» TRECHO SELECIONADO
'''

As tecnologias digitais facilitam muito o trabalho docente, além de tornar as experiências de aprendizagem mais atrativas para as crianças e jovens. Mas incorporá-las na prática docente e na gestão escolar é uma tarefa árdua, especialmente nas redes municipais, que costumam ser mais pobres em termos de recursos. Há muitas lacunas de infraestrutura. Para exemplificar, os nossos laboratórios são da época do ProInfo, o que significa dizer que não conseguimos usar diversos recursos educacionais digitais. Há também muito trabalho para ser feito em termos de formação continuada. Na época do Pacto Nacional pela Alfabetização na Idade Certa (Pnaic), por exemplo, nós já enfrentamos dificuldades porque alguns docentes não tinham conta de e-mail para receber o material ­– isso em 2012 e 2013. Mas estamos observando uma evolução, que foi acelerada no último ano.

 

A falta de conectividade também não é um problema?

A questão da conectividade está mais bem encaminhada, pois o Programa de Inovação Educação Conectada (PIEC) libera dinheiro por meio do Programa Dinheiro Direto na Escola (PDDE) para a escola contratar internet banda larga. Estamos fazendo campanha para as escolas contratarem o máximo de velocidade possível. Tem até uma escola que já contratou e abriu o sinal para os alunos conseguirem ir lá e baixar os materiais. Mas dentro das escolas não há equipamentos, tanto que a Secretaria Municipal de Educação de Santa Maria pediu para elaborarmos um projeto para toda a rede municipal nos moldes do modelo do CIEB.

 

Como será esse projeto?

É um projeto baseado no modelo das quatro dimensões, que são: visão, formação, recursos educacionais digitais e infraestrutura. Foi um aprendizado muito grande conhecer esse conceito. Quando a gente olha para trás e se pergunta o que faltou no ProInfo a gente enxerga essa falta de equilíbrio entre as dimensões. Somente distribuir equipamentos não funciona. O ProInfo, por não ter sido estruturado desta forma, não teve sustentação, continuidade. Agora a gente tem isso como experiência. Estamos montando uma estrutura para dar sustentabilidade ao projeto iniciado com a Iniciativa BNDES e evitar problemas com compra de recursos digitais sem utilidade, sem pensar na formação dos professores e na usabilidade dos mesmos. Precisamos ter essa visão do todo. Hoje, temos conhecimento para avaliar um recurso educacional digital, questionar sua utilidade e suas funcionalidade. Essa visão, que não tínhamos antes, nos trouxe repertório, criticidade. Para dar um exemplo, quando surgiu a ideia de adquirir o Aprimora para toda a rede, nós alertamos que o programa não roda nos computadores mais antigos (Linux educacional). Fizemos esse exercício com o CIEB, e agora temos uma visão mais aguçada. Outro aprendizado importante foi considerar a visão do professor. O recurso tem que facilitar, não pode ser um complicador.

'''

Dados de reconhecimento da estrutura de documentos
'''

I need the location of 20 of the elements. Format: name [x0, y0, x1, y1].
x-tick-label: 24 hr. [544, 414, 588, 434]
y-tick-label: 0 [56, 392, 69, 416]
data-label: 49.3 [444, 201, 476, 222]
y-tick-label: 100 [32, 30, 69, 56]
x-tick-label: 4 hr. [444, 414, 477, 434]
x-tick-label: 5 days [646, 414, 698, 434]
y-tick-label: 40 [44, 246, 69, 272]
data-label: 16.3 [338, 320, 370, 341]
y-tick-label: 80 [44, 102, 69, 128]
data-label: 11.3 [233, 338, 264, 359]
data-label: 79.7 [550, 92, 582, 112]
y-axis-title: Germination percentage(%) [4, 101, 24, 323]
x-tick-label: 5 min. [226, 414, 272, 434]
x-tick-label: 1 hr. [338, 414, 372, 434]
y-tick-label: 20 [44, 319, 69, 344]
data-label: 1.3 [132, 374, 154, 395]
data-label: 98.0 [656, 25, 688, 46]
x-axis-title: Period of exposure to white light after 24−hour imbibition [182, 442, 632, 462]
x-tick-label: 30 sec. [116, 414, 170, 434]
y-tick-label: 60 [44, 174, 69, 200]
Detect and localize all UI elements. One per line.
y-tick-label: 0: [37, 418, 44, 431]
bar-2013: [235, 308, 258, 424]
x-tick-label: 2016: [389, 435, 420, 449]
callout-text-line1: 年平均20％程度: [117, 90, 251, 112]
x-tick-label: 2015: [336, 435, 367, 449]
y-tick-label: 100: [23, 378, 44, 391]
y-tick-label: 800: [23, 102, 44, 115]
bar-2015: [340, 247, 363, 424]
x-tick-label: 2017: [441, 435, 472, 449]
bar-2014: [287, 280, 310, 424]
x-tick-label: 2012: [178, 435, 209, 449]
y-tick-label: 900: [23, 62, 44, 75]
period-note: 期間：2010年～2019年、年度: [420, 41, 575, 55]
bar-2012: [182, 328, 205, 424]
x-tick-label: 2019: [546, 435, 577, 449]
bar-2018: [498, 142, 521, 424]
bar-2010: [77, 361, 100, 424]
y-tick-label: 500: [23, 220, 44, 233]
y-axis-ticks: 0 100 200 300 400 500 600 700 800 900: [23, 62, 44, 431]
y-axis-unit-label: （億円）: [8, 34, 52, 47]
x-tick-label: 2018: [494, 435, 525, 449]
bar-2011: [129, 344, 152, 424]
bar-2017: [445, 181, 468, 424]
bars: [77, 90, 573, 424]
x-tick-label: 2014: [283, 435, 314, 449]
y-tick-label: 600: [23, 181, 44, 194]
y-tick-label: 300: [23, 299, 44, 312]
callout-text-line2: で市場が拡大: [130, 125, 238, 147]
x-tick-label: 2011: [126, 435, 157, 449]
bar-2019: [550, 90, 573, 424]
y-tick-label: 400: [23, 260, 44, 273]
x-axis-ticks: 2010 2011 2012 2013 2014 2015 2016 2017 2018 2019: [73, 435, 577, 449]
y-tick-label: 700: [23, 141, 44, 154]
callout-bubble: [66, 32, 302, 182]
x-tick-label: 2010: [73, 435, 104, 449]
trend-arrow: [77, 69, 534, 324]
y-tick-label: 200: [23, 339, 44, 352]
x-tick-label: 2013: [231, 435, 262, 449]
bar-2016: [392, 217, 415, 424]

'''

» TAREFAS A REALIZAR
[a] Resuma em duas frases o trecho sobre tecnologias digitais nas escolas municipais.
[b] Transcreva, do trecho sobre tecnologias digitais nas escolas municipais, a passagem que vai de "A questão da" até "modelo do CIEB.".

» RESPOSTAS POR ITEM
[a] Incorporar as tecnologias digitais à prática docente e à gestão escolar é uma tarefa árdua nas redes municipais, que enfrentam lacunas de infraestrutura e de formação continuada, embora a conectividade esteja mais bem encaminhada graças ao PIEC e ao PDDE. Como dentro das escolas não há equipamentos, a Secretaria Municipal de Educação de Santa Maria pediu um projeto para toda a rede nos moldes do modelo do CIEB, baseado nas quatro dimensões (visão, formação, recursos educacionais digitais e infraestrutura), com o aprendizado de que somente distribuir equipamentos, como no ProInfo, não funciona.

[b]
A questão da conectividade está mais bem encaminhada, pois o Programa de Inovação Educação Conectada (PIEC) libera dinheiro por meio do Programa Dinheiro Direto na Escola (PDDE) para a escola contratar internet banda larga. Estamos fazendo campanha para as escolas contratarem o máximo de velocidade possível. Tem até uma escola que já contratou e abriu o sinal para os alunos conseguirem ir lá e baixar os materiais. Mas dentro das escolas não há equipamentos, tanto que a Secretaria Municipal de Educação de Santa Maria pediu para elaborarmos um projeto para toda a rede municipal nos moldes do modelo do CIEB.